* **DESCRIPTION OF THE TASK**: Restate the whole of the material. Keep every word, and drop the pictures.

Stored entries
------------

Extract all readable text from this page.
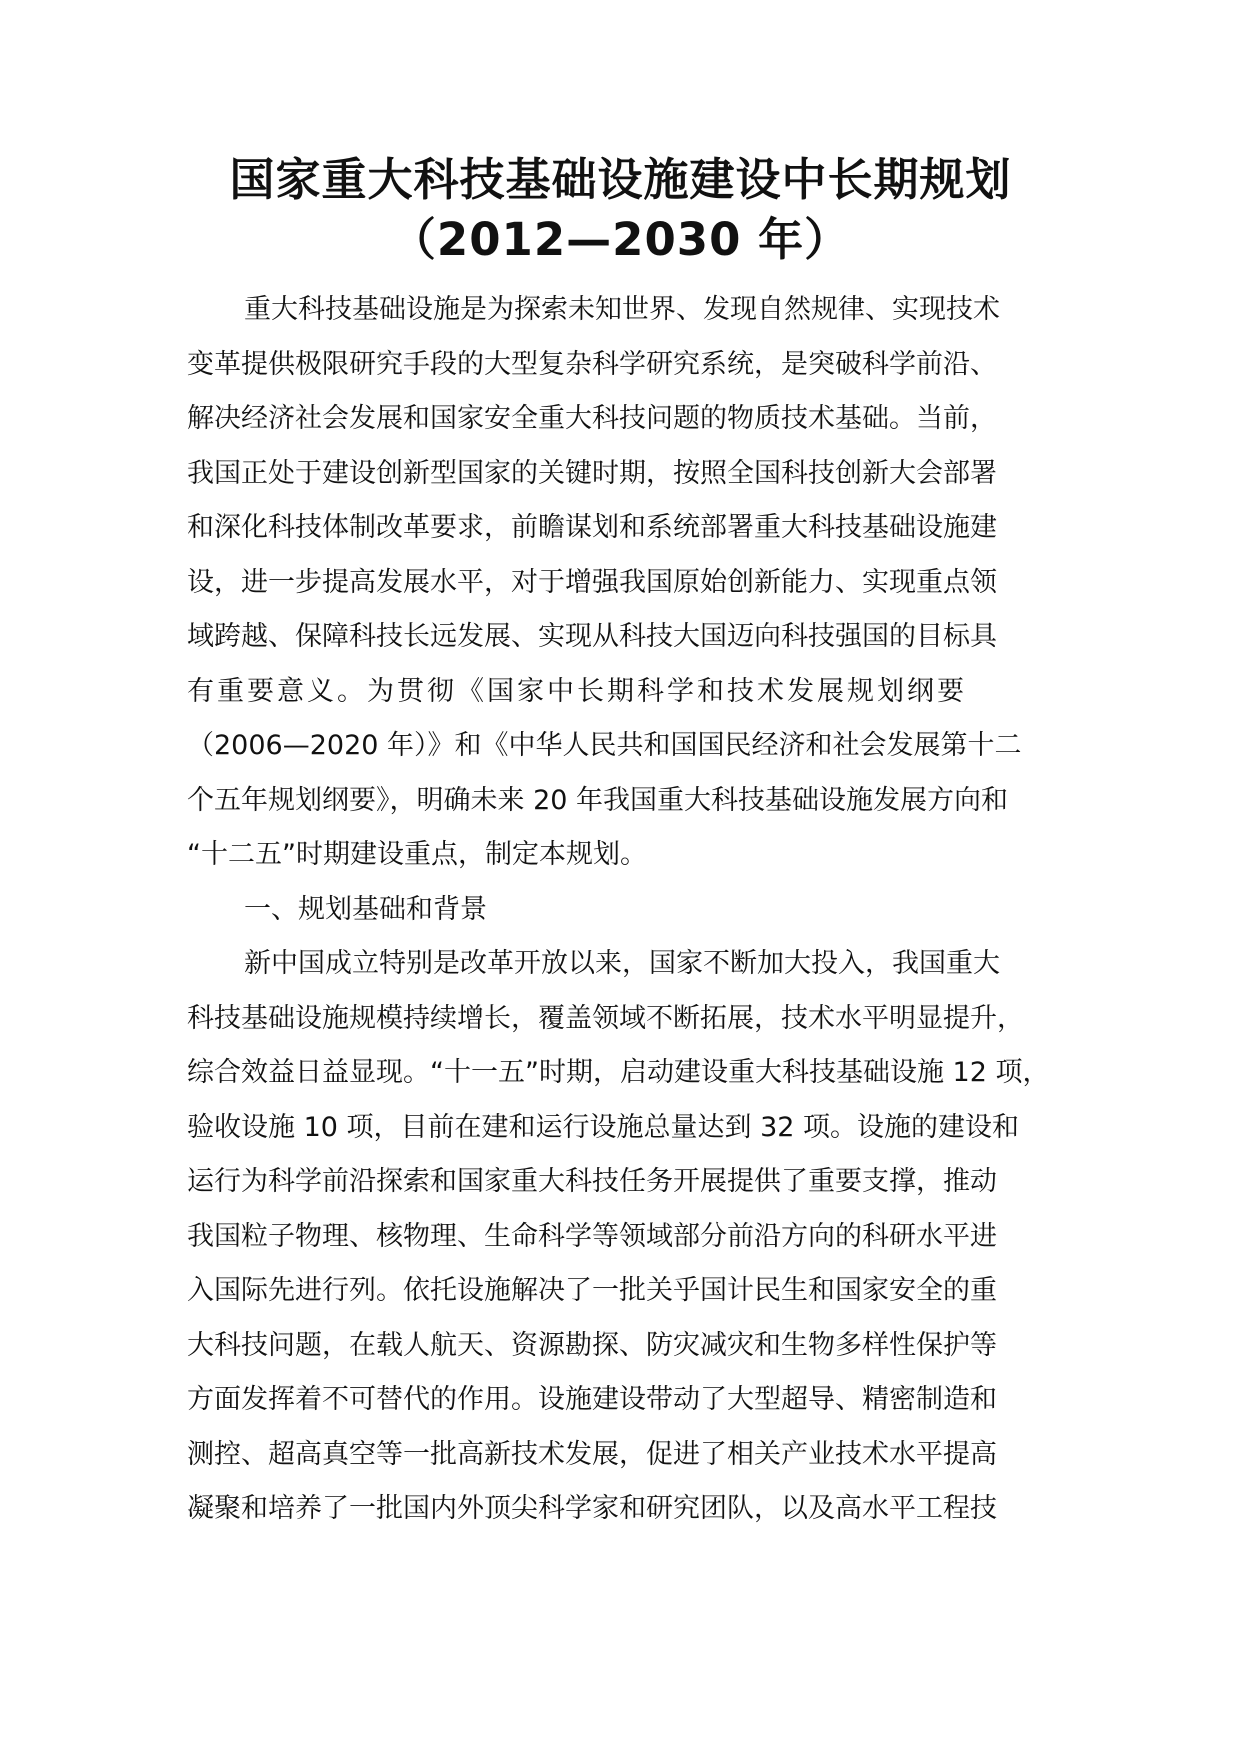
国家重大科技基础设施建设中长期规划
（2012—2030 年）
重大科技基础设施是为探索未知世界、发现自然规律、实现技术
变革提供极限研究手段的大型复杂科学研究系统，是突破科学前沿、
解决经济社会发展和国家安全重大科技问题的物质技术基础。当前，
我国正处于建设创新型国家的关键时期，按照全国科技创新大会部署
和深化科技体制改革要求，前瞻谋划和系统部署重大科技基础设施建
设，进一步提高发展水平，对于增强我国原始创新能力、实现重点领
域跨越、保障科技长远发展、实现从科技大国迈向科技强国的目标具
有重要意义。为贯彻《国家中长期科学和技术发展规划纲要
（2006—2020 年）》和《中华人民共和国国民经济和社会发展第十二
个五年规划纲要》，明确未来 20 年我国重大科技基础设施发展方向和
“十二五”时期建设重点，制定本规划。
一、规划基础和背景
新中国成立特别是改革开放以来，国家不断加大投入，我国重大
科技基础设施规模持续增长，覆盖领域不断拓展，技术水平明显提升，
综合效益日益显现。“十一五”时期，启动建设重大科技基础设施 12 项，
验收设施 10 项，目前在建和运行设施总量达到 32 项。设施的建设和
运行为科学前沿探索和国家重大科技任务开展提供了重要支撑，推动
我国粒子物理、核物理、生命科学等领域部分前沿方向的科研水平进
入国际先进行列。依托设施解决了一批关乎国计民生和国家安全的重
大科技问题，在载人航天、资源勘探、防灾减灾和生物多样性保护等
方面发挥着不可替代的作用。设施建设带动了大型超导、精密制造和
测控、超高真空等一批高新技术发展，促进了相关产业技术水平提高
凝聚和培养了一批国内外顶尖科学家和研究团队，以及高水平工程技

------------

* **RESULT OF THIS EXERCISE**:
Extract all readable text from this page.
国家重大科技基础设施建设中长期规划
（2012—2030 年）
重大科技基础设施是为探索未知世界、发现自然规律、实现技术
变革提供极限研究手段的大型复杂科学研究系统，是突破科学前沿、
解决经济社会发展和国家安全重大科技问题的物质技术基础。当前，
我国正处于建设创新型国家的关键时期，按照全国科技创新大会部署
和深化科技体制改革要求，前瞻谋划和系统部署重大科技基础设施建
设，进一步提高发展水平，对于增强我国原始创新能力、实现重点领
域跨越、保障科技长远发展、实现从科技大国迈向科技强国的目标具
有重要意义。为贯彻《国家中长期科学和技术发展规划纲要
（2006—2020 年）》和《中华人民共和国国民经济和社会发展第十二
个五年规划纲要》，明确未来 20 年我国重大科技基础设施发展方向和
“十二五”时期建设重点，制定本规划。
一、规划基础和背景
新中国成立特别是改革开放以来，国家不断加大投入，我国重大
科技基础设施规模持续增长，覆盖领域不断拓展，技术水平明显提升，
综合效益日益显现。“十一五”时期，启动建设重大科技基础设施 12 项，
验收设施 10 项，目前在建和运行设施总量达到 32 项。设施的建设和
运行为科学前沿探索和国家重大科技任务开展提供了重要支撑，推动
我国粒子物理、核物理、生命科学等领域部分前沿方向的科研水平进
入国际先进行列。依托设施解决了一批关乎国计民生和国家安全的重
大科技问题，在载人航天、资源勘探、防灾减灾和生物多样性保护等
方面发挥着不可替代的作用。设施建设带动了大型超导、精密制造和
测控、超高真空等一批高新技术发展，促进了相关产业技术水平提高
凝聚和培养了一批国内外顶尖科学家和研究团队，以及高水平工程技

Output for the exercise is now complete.